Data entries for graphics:
* begin *

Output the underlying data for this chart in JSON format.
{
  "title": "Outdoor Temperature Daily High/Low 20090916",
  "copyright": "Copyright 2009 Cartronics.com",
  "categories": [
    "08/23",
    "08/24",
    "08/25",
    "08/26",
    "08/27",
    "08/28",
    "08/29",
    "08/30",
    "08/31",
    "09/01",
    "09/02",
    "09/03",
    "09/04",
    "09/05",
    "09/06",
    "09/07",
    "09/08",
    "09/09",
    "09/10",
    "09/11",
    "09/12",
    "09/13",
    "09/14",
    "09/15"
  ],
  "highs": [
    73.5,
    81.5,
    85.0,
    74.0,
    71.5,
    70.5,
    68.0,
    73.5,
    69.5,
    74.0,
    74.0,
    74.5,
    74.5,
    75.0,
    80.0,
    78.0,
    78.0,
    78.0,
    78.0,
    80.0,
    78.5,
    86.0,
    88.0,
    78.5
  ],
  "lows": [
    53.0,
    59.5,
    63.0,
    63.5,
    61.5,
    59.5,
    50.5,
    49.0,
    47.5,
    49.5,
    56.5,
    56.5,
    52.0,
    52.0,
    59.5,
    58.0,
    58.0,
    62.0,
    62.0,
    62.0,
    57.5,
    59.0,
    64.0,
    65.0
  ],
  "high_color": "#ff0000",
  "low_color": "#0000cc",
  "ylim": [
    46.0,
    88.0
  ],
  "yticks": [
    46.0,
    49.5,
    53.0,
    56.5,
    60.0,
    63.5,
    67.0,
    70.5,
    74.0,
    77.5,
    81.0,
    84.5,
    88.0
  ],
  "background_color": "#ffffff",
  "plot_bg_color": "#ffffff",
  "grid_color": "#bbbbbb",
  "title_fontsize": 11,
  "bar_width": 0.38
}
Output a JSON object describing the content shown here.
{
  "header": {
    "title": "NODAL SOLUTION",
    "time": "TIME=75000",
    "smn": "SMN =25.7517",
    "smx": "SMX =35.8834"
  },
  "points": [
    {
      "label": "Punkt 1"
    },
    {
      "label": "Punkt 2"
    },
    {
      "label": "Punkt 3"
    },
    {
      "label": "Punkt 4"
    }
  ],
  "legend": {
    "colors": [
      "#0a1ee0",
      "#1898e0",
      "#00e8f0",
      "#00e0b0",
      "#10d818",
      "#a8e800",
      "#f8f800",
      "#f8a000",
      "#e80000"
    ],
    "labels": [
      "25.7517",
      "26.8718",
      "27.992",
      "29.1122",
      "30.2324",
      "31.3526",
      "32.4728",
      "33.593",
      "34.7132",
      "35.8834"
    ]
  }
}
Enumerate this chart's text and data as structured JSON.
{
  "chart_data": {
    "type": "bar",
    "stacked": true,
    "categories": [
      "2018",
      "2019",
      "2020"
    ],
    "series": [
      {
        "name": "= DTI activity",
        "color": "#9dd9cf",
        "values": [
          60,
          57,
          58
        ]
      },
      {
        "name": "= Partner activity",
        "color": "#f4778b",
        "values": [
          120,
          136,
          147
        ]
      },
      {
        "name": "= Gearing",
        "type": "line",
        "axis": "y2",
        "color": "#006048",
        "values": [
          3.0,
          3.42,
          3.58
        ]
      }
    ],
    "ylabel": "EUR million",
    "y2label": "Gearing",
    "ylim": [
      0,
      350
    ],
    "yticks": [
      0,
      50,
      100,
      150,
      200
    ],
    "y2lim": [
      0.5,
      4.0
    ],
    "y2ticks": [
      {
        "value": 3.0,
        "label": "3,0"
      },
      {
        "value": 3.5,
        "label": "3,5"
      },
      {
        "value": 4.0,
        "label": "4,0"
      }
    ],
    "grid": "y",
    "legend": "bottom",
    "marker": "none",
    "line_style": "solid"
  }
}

* end *

* Do this
Search the lines above for the string "Output" and copy each line that has it.

* Task response
Output the underlying data for this chart in JSON format.
Output a JSON object describing the content shown here.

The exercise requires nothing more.